> Dataset excerpts:
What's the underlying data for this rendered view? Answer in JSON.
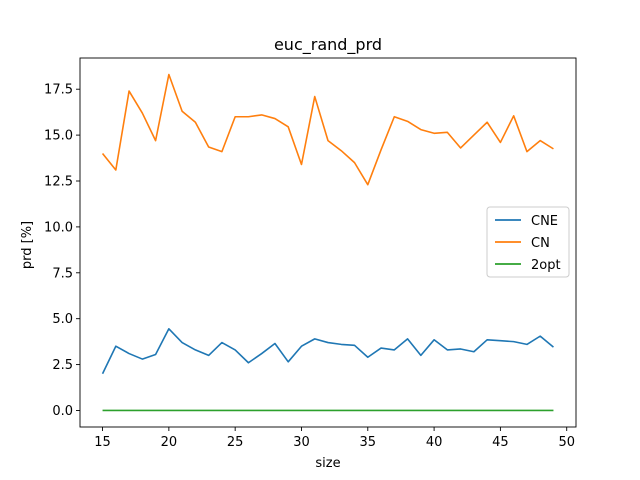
{
  "chart_data": {
    "type": "line",
    "title": "euc_rand_prd",
    "xlabel": "size",
    "ylabel": "prd [%]",
    "xlim": [
      13.3,
      50.7
    ],
    "ylim": [
      -0.9,
      19.2
    ],
    "x_ticks": [
      15,
      20,
      25,
      30,
      35,
      40,
      45,
      50
    ],
    "y_ticks": [
      0.0,
      2.5,
      5.0,
      7.5,
      10.0,
      12.5,
      15.0,
      17.5
    ],
    "y_tick_labels": [
      "0.0",
      "2.5",
      "5.0",
      "7.5",
      "10.0",
      "12.5",
      "15.0",
      "17.5"
    ],
    "grid": false,
    "legend_position": "center-right",
    "x": [
      15,
      16,
      17,
      18,
      19,
      20,
      21,
      22,
      23,
      24,
      25,
      26,
      27,
      28,
      29,
      30,
      31,
      32,
      33,
      34,
      35,
      36,
      37,
      38,
      39,
      40,
      41,
      42,
      43,
      44,
      45,
      46,
      47,
      48,
      49
    ],
    "series": [
      {
        "name": "CNE",
        "color": "#1f77b4",
        "values": [
          2.0,
          3.5,
          3.1,
          2.8,
          3.05,
          4.45,
          3.7,
          3.3,
          3.0,
          3.7,
          3.3,
          2.6,
          3.1,
          3.65,
          2.65,
          3.5,
          3.9,
          3.7,
          3.6,
          3.55,
          2.9,
          3.4,
          3.3,
          3.9,
          3.0,
          3.85,
          3.3,
          3.35,
          3.2,
          3.85,
          3.8,
          3.75,
          3.6,
          4.05,
          3.45
        ]
      },
      {
        "name": "CN",
        "color": "#ff7f0e",
        "values": [
          14.0,
          13.1,
          17.4,
          16.2,
          14.7,
          18.3,
          16.3,
          15.7,
          14.35,
          14.1,
          16.0,
          16.0,
          16.1,
          15.9,
          15.45,
          13.4,
          17.1,
          14.7,
          14.15,
          13.5,
          12.3,
          14.2,
          16.0,
          15.75,
          15.3,
          15.1,
          15.15,
          14.3,
          15.0,
          15.7,
          14.6,
          16.05,
          14.1,
          14.7,
          14.25
        ]
      },
      {
        "name": "2opt",
        "color": "#2ca02c",
        "values": [
          0,
          0,
          0,
          0,
          0,
          0,
          0,
          0,
          0,
          0,
          0,
          0,
          0,
          0,
          0,
          0,
          0,
          0,
          0,
          0,
          0,
          0,
          0,
          0,
          0,
          0,
          0,
          0,
          0,
          0,
          0,
          0,
          0,
          0,
          0
        ]
      }
    ]
  }
}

> Exercise objective: Select the lines that carry the string "color" and copy them.

> Response to the task:
        "color": "#1f77b4",
        "color": "#ff7f0e",
        "color": "#2ca02c",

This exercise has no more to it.